Extracted information:
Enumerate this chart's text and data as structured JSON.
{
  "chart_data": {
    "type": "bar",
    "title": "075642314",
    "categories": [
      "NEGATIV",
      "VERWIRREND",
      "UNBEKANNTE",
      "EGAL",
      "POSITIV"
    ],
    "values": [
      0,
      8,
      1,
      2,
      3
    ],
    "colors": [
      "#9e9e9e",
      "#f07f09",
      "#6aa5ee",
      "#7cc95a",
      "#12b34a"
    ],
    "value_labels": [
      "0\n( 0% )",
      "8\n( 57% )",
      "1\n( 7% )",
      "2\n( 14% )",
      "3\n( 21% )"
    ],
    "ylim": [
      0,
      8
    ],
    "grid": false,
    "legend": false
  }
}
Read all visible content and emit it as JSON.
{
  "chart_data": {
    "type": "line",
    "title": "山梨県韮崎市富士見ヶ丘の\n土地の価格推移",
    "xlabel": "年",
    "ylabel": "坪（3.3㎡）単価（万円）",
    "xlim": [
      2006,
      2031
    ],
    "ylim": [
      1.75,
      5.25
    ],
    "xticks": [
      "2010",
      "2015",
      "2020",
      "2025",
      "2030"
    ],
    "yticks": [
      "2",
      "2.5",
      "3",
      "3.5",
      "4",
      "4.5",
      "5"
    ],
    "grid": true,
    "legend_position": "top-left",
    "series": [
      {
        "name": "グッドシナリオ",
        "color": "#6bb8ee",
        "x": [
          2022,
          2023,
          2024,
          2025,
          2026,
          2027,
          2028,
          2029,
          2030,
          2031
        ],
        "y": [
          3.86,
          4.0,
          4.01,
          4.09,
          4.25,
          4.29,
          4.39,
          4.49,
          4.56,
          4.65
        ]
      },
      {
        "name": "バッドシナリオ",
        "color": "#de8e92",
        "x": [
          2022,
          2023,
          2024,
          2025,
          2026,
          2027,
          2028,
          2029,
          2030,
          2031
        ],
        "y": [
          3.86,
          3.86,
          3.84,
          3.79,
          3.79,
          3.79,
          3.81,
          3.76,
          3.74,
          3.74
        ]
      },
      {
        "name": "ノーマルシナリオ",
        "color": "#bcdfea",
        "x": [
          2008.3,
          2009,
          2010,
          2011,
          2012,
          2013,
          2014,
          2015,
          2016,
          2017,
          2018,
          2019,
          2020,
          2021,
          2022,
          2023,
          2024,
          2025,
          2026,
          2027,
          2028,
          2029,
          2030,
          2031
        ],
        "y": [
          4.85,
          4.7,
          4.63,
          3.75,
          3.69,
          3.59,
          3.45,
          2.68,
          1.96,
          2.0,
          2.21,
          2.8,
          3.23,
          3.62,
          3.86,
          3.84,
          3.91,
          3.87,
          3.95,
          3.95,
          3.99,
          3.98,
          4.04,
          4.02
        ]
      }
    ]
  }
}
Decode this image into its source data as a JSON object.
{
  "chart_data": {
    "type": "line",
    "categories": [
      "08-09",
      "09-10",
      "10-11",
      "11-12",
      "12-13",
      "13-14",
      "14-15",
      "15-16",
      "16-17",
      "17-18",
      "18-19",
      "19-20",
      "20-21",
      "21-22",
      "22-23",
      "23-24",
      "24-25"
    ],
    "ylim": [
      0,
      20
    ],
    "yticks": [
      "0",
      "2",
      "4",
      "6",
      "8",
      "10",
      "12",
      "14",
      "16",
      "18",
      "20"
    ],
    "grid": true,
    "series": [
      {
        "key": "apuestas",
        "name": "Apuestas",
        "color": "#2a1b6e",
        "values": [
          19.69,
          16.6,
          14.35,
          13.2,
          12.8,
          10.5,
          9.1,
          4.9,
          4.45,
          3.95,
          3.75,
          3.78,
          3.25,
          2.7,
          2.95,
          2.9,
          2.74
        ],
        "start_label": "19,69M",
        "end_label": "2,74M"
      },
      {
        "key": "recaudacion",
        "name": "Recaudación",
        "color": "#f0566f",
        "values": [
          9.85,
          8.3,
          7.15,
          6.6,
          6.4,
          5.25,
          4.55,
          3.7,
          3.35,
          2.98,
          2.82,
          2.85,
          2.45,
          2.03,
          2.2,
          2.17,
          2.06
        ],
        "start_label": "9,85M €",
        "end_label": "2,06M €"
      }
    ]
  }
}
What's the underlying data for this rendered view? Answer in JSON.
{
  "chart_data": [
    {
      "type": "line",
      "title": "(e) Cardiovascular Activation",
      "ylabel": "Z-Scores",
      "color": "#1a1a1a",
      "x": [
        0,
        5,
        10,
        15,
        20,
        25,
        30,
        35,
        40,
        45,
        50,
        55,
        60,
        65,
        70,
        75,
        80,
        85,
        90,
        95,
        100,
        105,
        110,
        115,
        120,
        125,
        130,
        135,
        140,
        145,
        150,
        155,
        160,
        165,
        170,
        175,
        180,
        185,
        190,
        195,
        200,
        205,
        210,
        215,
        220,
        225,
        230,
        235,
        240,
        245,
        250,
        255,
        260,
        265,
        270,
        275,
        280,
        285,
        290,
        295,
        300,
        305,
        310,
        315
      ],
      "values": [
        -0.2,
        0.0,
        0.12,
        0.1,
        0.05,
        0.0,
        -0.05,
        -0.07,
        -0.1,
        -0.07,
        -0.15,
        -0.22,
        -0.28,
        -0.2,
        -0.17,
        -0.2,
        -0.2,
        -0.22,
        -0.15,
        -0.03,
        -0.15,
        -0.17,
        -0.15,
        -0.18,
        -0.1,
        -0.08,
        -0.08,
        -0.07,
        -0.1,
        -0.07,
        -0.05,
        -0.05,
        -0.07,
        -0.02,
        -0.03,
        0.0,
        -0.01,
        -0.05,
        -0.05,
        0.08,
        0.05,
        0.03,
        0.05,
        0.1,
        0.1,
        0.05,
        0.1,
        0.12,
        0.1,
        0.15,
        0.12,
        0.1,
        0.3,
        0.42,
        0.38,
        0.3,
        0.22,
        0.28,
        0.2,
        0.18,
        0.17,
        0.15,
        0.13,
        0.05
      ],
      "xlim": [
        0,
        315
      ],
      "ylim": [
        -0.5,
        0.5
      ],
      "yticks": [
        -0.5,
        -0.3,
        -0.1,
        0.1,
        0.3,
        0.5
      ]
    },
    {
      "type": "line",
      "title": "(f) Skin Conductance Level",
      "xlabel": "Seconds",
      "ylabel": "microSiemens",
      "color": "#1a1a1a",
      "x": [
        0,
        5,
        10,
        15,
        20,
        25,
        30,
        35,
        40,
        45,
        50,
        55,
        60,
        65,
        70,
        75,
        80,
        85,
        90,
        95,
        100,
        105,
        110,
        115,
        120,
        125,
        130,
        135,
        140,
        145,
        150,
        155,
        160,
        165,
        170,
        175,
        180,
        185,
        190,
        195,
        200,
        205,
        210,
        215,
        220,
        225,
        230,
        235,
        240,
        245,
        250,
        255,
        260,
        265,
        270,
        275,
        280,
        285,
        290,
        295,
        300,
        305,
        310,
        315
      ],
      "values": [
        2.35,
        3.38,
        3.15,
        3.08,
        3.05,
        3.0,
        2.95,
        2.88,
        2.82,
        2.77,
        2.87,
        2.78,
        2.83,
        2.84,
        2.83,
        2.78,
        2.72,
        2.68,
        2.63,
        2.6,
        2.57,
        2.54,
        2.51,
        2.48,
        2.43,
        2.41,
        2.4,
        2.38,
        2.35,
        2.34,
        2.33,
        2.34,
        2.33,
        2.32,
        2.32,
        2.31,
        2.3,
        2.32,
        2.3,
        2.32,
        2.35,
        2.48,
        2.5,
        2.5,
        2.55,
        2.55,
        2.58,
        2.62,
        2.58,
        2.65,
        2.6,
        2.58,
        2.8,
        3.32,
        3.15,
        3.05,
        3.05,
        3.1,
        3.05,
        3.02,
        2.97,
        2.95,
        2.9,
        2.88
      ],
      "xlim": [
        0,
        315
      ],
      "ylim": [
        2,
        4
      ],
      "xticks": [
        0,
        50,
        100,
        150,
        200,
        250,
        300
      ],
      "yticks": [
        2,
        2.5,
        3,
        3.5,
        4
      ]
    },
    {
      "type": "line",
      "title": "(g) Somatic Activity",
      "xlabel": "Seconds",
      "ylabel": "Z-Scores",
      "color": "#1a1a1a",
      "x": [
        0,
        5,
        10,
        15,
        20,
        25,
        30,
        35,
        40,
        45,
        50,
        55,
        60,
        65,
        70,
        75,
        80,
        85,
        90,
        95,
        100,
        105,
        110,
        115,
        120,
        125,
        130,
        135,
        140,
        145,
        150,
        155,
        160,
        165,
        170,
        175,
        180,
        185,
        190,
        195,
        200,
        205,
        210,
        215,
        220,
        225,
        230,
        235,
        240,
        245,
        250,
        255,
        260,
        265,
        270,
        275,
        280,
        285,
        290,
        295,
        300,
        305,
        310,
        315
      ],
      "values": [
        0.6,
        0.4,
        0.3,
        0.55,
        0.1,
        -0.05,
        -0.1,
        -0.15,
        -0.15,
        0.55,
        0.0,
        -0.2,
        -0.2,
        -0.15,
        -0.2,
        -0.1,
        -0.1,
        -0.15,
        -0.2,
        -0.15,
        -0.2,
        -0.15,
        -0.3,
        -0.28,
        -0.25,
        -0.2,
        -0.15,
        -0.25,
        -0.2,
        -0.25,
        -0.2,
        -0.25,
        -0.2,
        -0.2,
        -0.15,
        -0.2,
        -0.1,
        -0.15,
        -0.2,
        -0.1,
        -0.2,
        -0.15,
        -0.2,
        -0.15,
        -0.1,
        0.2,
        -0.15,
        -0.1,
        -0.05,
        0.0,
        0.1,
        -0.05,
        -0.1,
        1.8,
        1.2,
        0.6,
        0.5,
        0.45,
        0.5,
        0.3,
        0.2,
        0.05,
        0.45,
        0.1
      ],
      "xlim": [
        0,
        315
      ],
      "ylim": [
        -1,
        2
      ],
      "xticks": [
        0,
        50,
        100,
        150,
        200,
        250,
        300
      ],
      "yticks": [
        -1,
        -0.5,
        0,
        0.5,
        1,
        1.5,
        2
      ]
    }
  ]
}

Your goal: Pick each line holding the word "title" out of the listing.

Response below:
    "title": "075642314",
    "title": "山梨県韮崎市富士見ヶ丘の\n土地の価格推移",
      "title": "(e) Cardiovascular Activation",
      "title": "(f) Skin Conductance Level",
      "title": "(g) Somatic Activity",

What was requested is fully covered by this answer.